Objective
From the listing below, select every line where the word "right" appears.

_____

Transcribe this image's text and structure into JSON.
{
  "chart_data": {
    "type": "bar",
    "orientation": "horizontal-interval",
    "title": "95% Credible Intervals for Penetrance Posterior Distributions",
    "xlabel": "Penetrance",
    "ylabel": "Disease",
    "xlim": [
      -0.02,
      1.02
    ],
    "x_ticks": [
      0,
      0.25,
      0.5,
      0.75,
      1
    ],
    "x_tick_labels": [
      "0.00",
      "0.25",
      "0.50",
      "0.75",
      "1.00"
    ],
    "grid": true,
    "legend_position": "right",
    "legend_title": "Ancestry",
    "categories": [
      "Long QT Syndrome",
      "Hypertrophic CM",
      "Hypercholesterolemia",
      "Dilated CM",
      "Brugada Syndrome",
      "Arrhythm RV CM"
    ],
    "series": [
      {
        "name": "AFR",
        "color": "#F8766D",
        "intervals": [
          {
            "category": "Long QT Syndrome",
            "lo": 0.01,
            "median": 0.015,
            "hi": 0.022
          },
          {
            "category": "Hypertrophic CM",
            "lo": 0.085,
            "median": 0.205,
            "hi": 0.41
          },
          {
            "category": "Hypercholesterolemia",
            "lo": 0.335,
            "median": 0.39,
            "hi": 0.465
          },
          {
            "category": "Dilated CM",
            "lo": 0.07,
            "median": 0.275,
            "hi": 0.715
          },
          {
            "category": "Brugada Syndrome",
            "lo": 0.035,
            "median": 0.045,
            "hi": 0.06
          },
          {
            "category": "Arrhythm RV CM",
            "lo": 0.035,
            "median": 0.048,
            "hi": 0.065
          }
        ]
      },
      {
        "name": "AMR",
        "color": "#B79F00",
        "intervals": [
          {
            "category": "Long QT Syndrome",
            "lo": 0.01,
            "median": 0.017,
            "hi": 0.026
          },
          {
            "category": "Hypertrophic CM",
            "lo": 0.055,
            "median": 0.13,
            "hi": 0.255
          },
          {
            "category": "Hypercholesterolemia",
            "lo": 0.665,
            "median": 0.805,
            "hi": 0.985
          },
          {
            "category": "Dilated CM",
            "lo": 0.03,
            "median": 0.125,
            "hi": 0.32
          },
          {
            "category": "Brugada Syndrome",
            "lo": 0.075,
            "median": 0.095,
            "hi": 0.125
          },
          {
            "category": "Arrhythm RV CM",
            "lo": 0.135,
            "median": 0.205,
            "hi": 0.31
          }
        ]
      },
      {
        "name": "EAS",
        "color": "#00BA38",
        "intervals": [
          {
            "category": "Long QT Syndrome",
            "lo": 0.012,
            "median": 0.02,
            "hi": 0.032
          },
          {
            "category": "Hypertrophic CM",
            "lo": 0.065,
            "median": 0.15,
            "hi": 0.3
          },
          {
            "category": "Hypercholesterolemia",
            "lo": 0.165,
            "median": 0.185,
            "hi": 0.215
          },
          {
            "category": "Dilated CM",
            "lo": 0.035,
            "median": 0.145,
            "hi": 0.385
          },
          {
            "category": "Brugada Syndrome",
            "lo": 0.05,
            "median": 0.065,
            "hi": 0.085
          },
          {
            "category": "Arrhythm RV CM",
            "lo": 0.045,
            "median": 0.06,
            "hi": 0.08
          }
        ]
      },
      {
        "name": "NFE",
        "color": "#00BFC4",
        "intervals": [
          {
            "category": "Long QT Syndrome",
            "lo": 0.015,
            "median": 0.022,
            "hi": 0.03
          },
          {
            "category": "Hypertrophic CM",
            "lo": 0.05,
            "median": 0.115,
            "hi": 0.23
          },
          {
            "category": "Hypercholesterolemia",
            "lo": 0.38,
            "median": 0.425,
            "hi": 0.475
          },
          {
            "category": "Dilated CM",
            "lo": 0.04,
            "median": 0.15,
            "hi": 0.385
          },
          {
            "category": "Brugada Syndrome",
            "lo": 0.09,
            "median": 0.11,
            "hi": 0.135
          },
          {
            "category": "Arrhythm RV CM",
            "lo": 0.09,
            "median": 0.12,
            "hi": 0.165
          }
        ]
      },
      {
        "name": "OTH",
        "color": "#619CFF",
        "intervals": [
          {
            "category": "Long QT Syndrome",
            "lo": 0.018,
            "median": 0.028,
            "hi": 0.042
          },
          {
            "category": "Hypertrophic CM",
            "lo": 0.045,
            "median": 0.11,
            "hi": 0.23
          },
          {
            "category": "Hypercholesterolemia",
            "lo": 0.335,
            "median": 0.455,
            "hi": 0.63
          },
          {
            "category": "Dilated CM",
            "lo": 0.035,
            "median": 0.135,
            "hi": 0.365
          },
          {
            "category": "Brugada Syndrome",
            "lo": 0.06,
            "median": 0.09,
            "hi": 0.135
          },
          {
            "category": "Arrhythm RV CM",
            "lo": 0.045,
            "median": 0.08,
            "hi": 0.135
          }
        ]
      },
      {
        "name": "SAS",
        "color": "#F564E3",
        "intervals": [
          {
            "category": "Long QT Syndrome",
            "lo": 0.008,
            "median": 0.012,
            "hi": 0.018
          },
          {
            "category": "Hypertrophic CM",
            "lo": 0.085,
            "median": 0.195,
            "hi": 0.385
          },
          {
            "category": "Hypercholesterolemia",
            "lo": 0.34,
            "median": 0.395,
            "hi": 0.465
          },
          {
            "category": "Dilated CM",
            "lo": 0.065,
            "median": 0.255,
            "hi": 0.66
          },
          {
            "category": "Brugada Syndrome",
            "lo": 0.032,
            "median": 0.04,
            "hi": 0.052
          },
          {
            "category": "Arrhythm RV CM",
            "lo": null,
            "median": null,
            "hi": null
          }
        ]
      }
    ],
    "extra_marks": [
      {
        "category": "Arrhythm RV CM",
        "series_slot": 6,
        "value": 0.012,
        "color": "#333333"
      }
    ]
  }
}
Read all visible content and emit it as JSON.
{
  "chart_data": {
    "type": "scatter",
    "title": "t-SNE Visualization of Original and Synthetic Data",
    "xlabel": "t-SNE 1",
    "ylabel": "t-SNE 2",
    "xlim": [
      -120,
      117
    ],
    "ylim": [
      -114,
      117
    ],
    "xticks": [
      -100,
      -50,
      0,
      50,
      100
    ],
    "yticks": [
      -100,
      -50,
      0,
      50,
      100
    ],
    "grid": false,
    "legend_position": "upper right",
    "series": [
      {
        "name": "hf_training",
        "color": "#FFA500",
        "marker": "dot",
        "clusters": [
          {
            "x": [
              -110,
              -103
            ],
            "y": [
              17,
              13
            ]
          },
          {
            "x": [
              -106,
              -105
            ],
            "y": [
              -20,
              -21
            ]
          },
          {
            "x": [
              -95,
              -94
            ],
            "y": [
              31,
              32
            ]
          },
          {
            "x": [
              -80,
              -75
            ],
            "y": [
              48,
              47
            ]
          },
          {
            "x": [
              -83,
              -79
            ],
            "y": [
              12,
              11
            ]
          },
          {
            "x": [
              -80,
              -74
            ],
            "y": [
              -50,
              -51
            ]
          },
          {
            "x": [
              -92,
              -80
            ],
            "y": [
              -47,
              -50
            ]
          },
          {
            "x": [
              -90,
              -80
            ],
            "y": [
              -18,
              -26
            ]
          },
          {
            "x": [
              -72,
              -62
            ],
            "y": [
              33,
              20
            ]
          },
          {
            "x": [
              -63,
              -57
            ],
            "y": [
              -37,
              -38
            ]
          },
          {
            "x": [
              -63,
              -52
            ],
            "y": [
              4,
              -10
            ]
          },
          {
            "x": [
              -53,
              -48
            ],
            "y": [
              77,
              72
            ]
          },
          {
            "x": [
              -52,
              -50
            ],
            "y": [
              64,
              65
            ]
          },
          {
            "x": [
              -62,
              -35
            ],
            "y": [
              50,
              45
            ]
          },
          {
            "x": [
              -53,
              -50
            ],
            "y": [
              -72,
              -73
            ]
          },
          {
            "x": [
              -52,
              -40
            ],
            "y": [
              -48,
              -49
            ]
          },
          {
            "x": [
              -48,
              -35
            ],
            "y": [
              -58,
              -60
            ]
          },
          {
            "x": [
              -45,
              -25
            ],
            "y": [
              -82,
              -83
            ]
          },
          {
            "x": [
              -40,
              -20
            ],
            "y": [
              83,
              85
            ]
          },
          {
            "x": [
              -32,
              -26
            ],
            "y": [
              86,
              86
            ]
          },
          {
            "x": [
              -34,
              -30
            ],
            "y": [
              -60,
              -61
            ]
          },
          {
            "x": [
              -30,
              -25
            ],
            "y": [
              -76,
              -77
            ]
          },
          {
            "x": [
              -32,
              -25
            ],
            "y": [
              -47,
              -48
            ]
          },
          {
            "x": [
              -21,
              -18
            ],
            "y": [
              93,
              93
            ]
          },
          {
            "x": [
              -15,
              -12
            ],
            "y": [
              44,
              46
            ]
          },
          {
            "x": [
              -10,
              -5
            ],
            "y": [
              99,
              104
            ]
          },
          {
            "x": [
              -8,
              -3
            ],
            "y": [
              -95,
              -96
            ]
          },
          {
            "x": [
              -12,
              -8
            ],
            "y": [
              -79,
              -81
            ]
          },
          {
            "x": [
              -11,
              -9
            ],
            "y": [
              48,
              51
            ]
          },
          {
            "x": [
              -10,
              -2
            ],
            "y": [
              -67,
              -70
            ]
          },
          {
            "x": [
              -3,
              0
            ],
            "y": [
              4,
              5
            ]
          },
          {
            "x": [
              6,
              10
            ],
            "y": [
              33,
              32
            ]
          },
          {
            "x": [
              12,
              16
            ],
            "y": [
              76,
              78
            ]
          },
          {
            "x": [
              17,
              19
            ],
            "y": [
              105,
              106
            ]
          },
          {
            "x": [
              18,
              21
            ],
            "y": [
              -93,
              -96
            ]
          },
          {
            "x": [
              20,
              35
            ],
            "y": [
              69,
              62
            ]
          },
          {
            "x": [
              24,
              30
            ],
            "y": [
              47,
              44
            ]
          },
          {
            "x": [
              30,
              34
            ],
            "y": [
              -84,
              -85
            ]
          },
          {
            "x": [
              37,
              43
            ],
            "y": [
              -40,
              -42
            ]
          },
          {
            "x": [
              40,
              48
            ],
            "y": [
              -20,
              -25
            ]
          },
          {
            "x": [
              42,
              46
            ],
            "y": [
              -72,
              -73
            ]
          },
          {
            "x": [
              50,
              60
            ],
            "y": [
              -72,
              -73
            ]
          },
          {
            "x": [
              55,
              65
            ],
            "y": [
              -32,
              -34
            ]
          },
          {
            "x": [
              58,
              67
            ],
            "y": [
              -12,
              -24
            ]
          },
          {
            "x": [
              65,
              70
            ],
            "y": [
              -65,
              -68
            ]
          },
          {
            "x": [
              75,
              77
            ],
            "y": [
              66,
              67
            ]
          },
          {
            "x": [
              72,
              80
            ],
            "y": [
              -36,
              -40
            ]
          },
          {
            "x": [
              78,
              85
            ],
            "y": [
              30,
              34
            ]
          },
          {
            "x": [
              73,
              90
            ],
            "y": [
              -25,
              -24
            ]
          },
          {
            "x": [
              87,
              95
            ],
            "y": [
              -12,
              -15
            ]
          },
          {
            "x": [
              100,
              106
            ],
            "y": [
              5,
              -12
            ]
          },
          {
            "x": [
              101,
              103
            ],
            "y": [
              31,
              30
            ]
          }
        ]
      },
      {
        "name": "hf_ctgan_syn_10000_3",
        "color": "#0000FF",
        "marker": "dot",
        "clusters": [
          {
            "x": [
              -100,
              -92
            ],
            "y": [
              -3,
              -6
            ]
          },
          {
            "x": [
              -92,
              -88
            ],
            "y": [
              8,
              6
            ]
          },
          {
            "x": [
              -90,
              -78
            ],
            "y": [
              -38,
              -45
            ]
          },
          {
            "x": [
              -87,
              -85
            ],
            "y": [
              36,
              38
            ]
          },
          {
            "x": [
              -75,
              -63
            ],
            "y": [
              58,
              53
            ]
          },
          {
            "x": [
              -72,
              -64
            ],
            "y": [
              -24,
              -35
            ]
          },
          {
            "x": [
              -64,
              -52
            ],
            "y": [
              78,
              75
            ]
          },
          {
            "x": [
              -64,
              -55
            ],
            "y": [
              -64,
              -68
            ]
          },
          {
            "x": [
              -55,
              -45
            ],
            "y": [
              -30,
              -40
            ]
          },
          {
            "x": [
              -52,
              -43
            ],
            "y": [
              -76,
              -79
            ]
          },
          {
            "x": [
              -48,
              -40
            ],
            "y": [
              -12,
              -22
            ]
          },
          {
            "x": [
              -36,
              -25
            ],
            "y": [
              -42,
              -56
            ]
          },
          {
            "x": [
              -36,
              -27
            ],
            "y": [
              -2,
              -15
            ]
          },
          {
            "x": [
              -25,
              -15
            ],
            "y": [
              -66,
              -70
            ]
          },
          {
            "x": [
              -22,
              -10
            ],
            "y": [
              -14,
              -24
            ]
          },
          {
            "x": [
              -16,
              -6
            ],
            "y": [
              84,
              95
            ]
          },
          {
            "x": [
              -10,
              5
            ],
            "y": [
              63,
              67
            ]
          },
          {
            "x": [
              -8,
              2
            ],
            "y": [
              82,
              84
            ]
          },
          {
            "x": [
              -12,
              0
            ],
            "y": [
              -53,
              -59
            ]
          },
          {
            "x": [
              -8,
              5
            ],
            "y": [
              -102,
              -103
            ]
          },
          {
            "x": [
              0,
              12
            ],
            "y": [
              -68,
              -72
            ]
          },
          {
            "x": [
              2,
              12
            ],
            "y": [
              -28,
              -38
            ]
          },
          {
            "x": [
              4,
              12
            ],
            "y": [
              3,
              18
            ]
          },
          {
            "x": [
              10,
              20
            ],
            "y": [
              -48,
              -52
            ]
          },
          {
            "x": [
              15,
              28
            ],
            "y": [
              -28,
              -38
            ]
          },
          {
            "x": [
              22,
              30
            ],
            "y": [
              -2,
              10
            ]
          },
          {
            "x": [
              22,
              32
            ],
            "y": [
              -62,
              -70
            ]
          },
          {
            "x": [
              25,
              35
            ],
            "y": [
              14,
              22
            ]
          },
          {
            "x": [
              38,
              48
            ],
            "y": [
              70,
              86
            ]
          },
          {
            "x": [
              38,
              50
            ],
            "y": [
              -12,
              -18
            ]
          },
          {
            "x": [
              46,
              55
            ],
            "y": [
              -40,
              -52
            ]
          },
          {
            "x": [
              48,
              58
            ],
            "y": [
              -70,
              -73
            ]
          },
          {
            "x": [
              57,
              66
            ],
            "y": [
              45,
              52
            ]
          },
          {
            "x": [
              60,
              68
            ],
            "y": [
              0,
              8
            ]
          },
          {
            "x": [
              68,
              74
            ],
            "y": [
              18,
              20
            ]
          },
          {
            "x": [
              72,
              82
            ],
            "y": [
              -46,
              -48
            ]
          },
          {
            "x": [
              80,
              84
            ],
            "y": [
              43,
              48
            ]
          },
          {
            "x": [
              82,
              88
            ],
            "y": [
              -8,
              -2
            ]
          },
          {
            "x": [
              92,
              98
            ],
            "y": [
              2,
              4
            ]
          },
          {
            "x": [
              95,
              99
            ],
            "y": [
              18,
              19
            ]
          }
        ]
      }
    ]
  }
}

_____

Written answer
    "legend_position": "right",
    "legend_position": "upper right",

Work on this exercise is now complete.